**REQUIREMENTS**: Reproduce all the material exactly, minus any pictures it holds.

**DATASET RECORDS**:

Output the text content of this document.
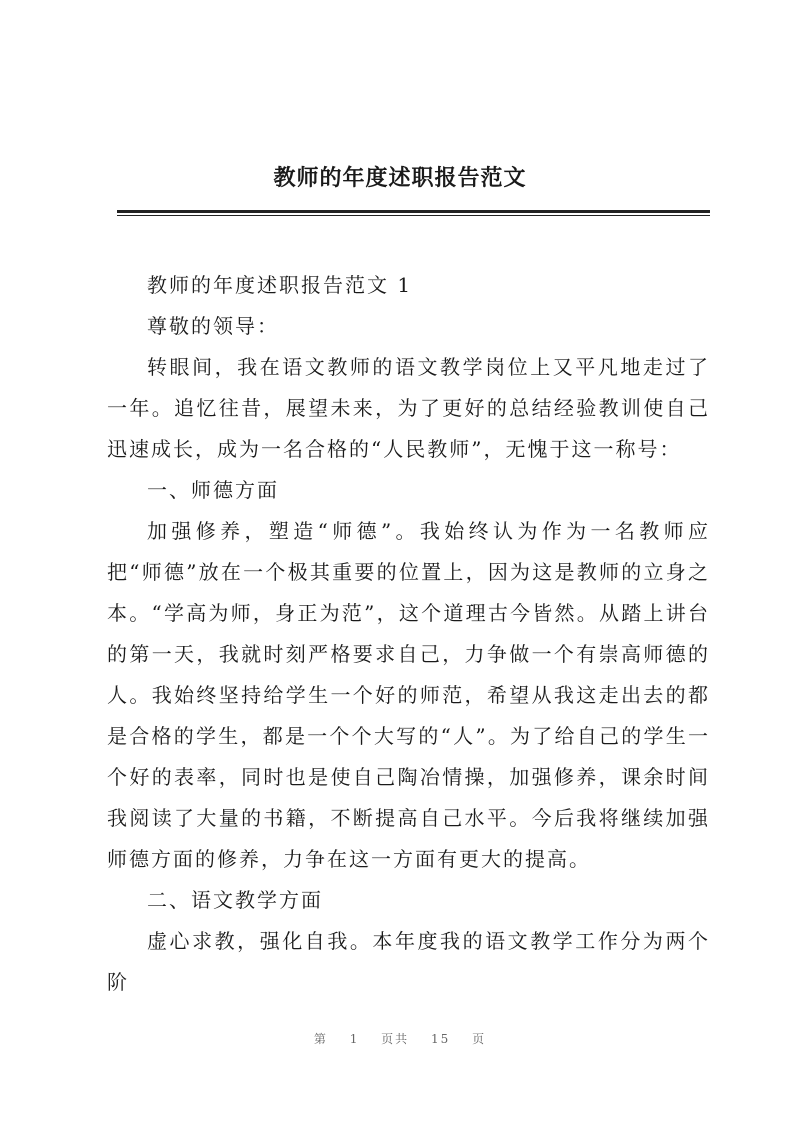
教师的年度述职报告范文

教师的年度述职报告范文 1

尊敬的领导：

转眼间，我在语文教师的语文教学岗位上又平凡地走过了一年。追忆往昔，展望未来，为了更好的总结经验教训使自己迅速成长，成为一名合格的“人民教师”，无愧于这一称号：

一、师德方面

加强修养，塑造“师德”。我始终认为作为一名教师应把“师德”放在一个极其重要的位置上，因为这是教师的立身之本。“学高为师，身正为范”，这个道理古今皆然。从踏上讲台的第一天，我就时刻严格要求自己，力争做一个有崇高师德的人。我始终坚持给学生一个好的师范，希望从我这走出去的都是合格的学生，都是一个个大写的“人”。为了给自己的学生一个好的表率，同时也是使自己陶冶情操，加强修养，课余时间我阅读了大量的书籍，不断提高自己水平。今后我将继续加强师德方面的修养，力争在这一方面有更大的提高。

二、语文教学方面

虚心求教，强化自我。本年度我的语文教学工作分为两个阶

第 1 页共 15 页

**SOLUTION FOR THIS TASK**:
Output the text content of this document.
教师的年度述职报告范文

教师的年度述职报告范文 1

尊敬的领导：

转眼间，我在语文教师的语文教学岗位上又平凡地走过了一年。追忆往昔，展望未来，为了更好的总结经验教训使自己迅速成长，成为一名合格的“人民教师”，无愧于这一称号：

一、师德方面

加强修养，塑造“师德”。我始终认为作为一名教师应把“师德”放在一个极其重要的位置上，因为这是教师的立身之本。“学高为师，身正为范”，这个道理古今皆然。从踏上讲台的第一天，我就时刻严格要求自己，力争做一个有崇高师德的人。我始终坚持给学生一个好的师范，希望从我这走出去的都是合格的学生，都是一个个大写的“人”。为了给自己的学生一个好的表率，同时也是使自己陶冶情操，加强修养，课余时间我阅读了大量的书籍，不断提高自己水平。今后我将继续加强师德方面的修养，力争在这一方面有更大的提高。

二、语文教学方面

虚心求教，强化自我。本年度我的语文教学工作分为两个阶

第 1 页共 15 页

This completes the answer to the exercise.